_Given request_. Your task is to output the data exactly as it stands.
++++++++++++++++++++
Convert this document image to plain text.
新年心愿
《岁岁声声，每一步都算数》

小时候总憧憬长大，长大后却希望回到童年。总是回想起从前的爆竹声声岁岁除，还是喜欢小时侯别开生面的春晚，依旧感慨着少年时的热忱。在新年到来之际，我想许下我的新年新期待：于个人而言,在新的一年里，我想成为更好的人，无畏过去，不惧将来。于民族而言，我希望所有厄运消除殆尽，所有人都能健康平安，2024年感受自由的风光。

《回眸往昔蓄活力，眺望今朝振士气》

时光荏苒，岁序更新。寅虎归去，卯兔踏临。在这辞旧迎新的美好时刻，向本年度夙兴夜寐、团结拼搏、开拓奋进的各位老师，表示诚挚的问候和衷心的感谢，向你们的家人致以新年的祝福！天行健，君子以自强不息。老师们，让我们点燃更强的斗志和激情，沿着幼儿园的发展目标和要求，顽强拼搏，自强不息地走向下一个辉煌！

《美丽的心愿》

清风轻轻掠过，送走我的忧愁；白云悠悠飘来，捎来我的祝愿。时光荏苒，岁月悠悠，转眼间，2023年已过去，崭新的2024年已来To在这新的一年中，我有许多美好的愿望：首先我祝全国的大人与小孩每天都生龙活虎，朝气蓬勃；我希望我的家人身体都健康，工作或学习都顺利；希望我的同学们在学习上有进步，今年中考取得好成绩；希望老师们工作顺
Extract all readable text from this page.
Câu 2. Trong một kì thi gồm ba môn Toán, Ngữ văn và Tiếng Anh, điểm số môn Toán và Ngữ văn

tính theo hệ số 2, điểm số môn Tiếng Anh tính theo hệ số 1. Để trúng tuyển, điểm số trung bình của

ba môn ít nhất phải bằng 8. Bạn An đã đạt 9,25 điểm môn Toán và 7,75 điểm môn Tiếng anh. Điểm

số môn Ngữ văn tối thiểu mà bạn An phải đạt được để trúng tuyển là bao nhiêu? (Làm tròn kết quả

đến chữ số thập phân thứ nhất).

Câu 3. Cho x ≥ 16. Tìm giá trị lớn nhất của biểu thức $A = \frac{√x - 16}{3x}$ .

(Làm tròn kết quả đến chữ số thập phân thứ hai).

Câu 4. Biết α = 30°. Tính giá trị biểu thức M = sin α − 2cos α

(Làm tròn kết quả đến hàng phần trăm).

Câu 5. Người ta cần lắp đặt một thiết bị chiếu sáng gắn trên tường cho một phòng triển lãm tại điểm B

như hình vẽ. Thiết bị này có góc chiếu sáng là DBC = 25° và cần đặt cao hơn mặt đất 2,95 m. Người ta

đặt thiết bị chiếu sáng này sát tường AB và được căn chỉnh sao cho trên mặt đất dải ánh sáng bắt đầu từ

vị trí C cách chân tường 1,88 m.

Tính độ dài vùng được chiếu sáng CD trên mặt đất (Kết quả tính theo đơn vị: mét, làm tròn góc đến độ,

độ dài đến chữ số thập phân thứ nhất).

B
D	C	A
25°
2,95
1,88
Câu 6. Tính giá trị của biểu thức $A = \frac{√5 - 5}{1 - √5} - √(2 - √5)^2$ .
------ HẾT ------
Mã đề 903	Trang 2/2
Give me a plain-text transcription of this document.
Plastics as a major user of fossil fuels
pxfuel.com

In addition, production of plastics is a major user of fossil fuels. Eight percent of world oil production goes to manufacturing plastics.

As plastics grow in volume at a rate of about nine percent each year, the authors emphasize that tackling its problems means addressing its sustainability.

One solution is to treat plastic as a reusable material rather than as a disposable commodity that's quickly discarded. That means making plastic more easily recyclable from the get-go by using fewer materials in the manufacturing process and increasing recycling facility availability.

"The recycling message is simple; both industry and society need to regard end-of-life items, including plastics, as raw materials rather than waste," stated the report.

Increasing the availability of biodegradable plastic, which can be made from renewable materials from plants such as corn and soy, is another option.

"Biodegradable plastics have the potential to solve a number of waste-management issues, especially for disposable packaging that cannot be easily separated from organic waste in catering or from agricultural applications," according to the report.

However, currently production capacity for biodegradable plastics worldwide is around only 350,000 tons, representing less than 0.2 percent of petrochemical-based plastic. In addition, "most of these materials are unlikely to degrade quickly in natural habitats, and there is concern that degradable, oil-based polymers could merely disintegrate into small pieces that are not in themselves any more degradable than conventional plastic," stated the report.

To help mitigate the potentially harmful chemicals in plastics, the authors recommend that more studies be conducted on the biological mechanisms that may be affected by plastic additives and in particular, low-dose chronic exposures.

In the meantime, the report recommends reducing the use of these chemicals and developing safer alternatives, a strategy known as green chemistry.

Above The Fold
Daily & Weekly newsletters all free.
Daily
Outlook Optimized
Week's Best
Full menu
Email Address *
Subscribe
++++++++++++++++++++
_Exercise output_.
Convert this document image to plain text.
新年心愿
《岁岁声声，每一步都算数》

小时候总憧憬长大，长大后却希望回到童年。总是回想起从前的爆竹声声岁岁除，还是喜欢小时侯别开生面的春晚，依旧感慨着少年时的热忱。在新年到来之际，我想许下我的新年新期待：于个人而言,在新的一年里，我想成为更好的人，无畏过去，不惧将来。于民族而言，我希望所有厄运消除殆尽，所有人都能健康平安，2024年感受自由的风光。

《回眸往昔蓄活力，眺望今朝振士气》

时光荏苒，岁序更新。寅虎归去，卯兔踏临。在这辞旧迎新的美好时刻，向本年度夙兴夜寐、团结拼搏、开拓奋进的各位老师，表示诚挚的问候和衷心的感谢，向你们的家人致以新年的祝福！天行健，君子以自强不息。老师们，让我们点燃更强的斗志和激情，沿着幼儿园的发展目标和要求，顽强拼搏，自强不息地走向下一个辉煌！

《美丽的心愿》

清风轻轻掠过，送走我的忧愁；白云悠悠飘来，捎来我的祝愿。时光荏苒，岁月悠悠，转眼间，2023年已过去，崭新的2024年已来To在这新的一年中，我有许多美好的愿望：首先我祝全国的大人与小孩每天都生龙活虎，朝气蓬勃；我希望我的家人身体都健康，工作或学习都顺利；希望我的同学们在学习上有进步，今年中考取得好成绩；希望老师们工作顺
Extract all readable text from this page.
Câu 2. Trong một kì thi gồm ba môn Toán, Ngữ văn và Tiếng Anh, điểm số môn Toán và Ngữ văn

tính theo hệ số 2, điểm số môn Tiếng Anh tính theo hệ số 1. Để trúng tuyển, điểm số trung bình của

ba môn ít nhất phải bằng 8. Bạn An đã đạt 9,25 điểm môn Toán và 7,75 điểm môn Tiếng anh. Điểm

số môn Ngữ văn tối thiểu mà bạn An phải đạt được để trúng tuyển là bao nhiêu? (Làm tròn kết quả

đến chữ số thập phân thứ nhất).

Câu 3. Cho x ≥ 16. Tìm giá trị lớn nhất của biểu thức $A = \frac{√x - 16}{3x}$ .

(Làm tròn kết quả đến chữ số thập phân thứ hai).

Câu 4. Biết α = 30°. Tính giá trị biểu thức M = sin α − 2cos α

(Làm tròn kết quả đến hàng phần trăm).

Câu 5. Người ta cần lắp đặt một thiết bị chiếu sáng gắn trên tường cho một phòng triển lãm tại điểm B

như hình vẽ. Thiết bị này có góc chiếu sáng là DBC = 25° và cần đặt cao hơn mặt đất 2,95 m. Người ta

đặt thiết bị chiếu sáng này sát tường AB và được căn chỉnh sao cho trên mặt đất dải ánh sáng bắt đầu từ

vị trí C cách chân tường 1,88 m.

Tính độ dài vùng được chiếu sáng CD trên mặt đất (Kết quả tính theo đơn vị: mét, làm tròn góc đến độ,

độ dài đến chữ số thập phân thứ nhất).

B
D	C	A
25°
2,95
1,88
Câu 6. Tính giá trị của biểu thức $A = \frac{√5 - 5}{1 - √5} - √(2 - √5)^2$ .
------ HẾT ------
Mã đề 903	Trang 2/2
Give me a plain-text transcription of this document.
Plastics as a major user of fossil fuels
pxfuel.com

In addition, production of plastics is a major user of fossil fuels. Eight percent of world oil production goes to manufacturing plastics.

As plastics grow in volume at a rate of about nine percent each year, the authors emphasize that tackling its problems means addressing its sustainability.

One solution is to treat plastic as a reusable material rather than as a disposable commodity that's quickly discarded. That means making plastic more easily recyclable from the get-go by using fewer materials in the manufacturing process and increasing recycling facility availability.

"The recycling message is simple; both industry and society need to regard end-of-life items, including plastics, as raw materials rather than waste," stated the report.

Increasing the availability of biodegradable plastic, which can be made from renewable materials from plants such as corn and soy, is another option.

"Biodegradable plastics have the potential to solve a number of waste-management issues, especially for disposable packaging that cannot be easily separated from organic waste in catering or from agricultural applications," according to the report.

However, currently production capacity for biodegradable plastics worldwide is around only 350,000 tons, representing less than 0.2 percent of petrochemical-based plastic. In addition, "most of these materials are unlikely to degrade quickly in natural habitats, and there is concern that degradable, oil-based polymers could merely disintegrate into small pieces that are not in themselves any more degradable than conventional plastic," stated the report.

To help mitigate the potentially harmful chemicals in plastics, the authors recommend that more studies be conducted on the biological mechanisms that may be affected by plastic additives and in particular, low-dose chronic exposures.

In the meantime, the report recommends reducing the use of these chemicals and developing safer alternatives, a strategy known as green chemistry.

Above The Fold
Daily & Weekly newsletters all free.
Daily
Outlook Optimized
Week's Best
Full menu
Email Address *
Subscribe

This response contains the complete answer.